Dataset items
_ _ _ _ _

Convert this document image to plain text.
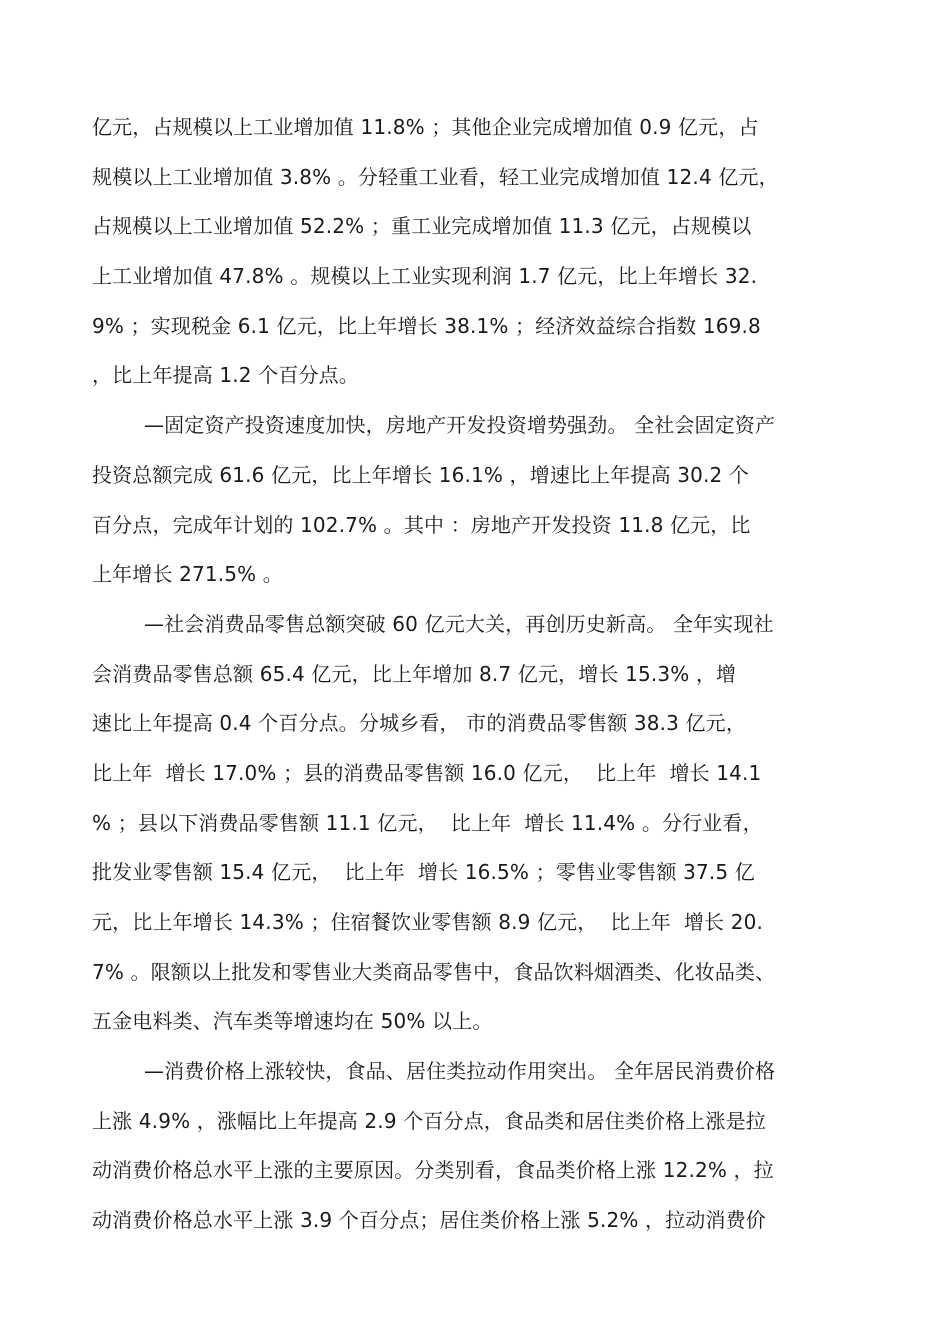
亿元，占规模以上工业增加值 11.8% ；其他企业完成增加值 0.9 亿元，占
规模以上工业增加值 3.8% 。分轻重工业看，轻工业完成增加值 12.4 亿元，
占规模以上工业增加值 52.2% ；重工业完成增加值 11.3 亿元，占规模以
上工业增加值 47.8% 。规模以上工业实现利润 1.7 亿元，比上年增长 32.
9% ；实现税金 6.1 亿元，比上年增长 38.1% ；经济效益综合指数 169.8
，比上年提高 1.2 个百分点。
—固定资产投资速度加快，房地产开发投资增势强劲。 全社会固定资产
投资总额完成 61.6 亿元，比上年增长 16.1% ，增速比上年提高 30.2 个
百分点，完成年计划的 102.7% 。其中 ：房地产开发投资 11.8 亿元，比
上年增长 271.5% 。
—社会消费品零售总额突破 60 亿元大关，再创历史新高。 全年实现社
会消费品零售总额 65.4 亿元，比上年增加 8.7 亿元，增长 15.3% ，增
速比上年提高 0.4 个百分点。分城乡看， 市的消费品零售额 38.3 亿元，
比上年  增长 17.0% ；县的消费品零售额 16.0 亿元，  比上年  增长 14.1
% ；县以下消费品零售额 11.1 亿元，  比上年  增长 11.4% 。分行业看，
批发业零售额 15.4 亿元，  比上年  增长 16.5% ；零售业零售额 37.5 亿
元，比上年增长 14.3% ；住宿餐饮业零售额 8.9 亿元，  比上年  增长 20.
7% 。限额以上批发和零售业大类商品零售中，食品饮料烟酒类、化妆品类、
五金电料类、汽车类等增速均在 50% 以上。
—消费价格上涨较快，食品、居住类拉动作用突出。 全年居民消费价格
上涨 4.9% ，涨幅比上年提高 2.9 个百分点，食品类和居住类价格上涨是拉
动消费价格总水平上涨的主要原因。分类别看，食品类价格上涨 12.2% ，拉
动消费价格总水平上涨 3.9 个百分点；居住类价格上涨 5.2% ，拉动消费价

_ _ _ _ _

### [Given problem]
Return every line containing "占规模以上工业增加值".

### [Correct result]
亿元，占规模以上工业增加值 11.8% ；其他企业完成增加值 0.9 亿元，占
占规模以上工业增加值 52.2% ；重工业完成增加值 11.3 亿元，占规模以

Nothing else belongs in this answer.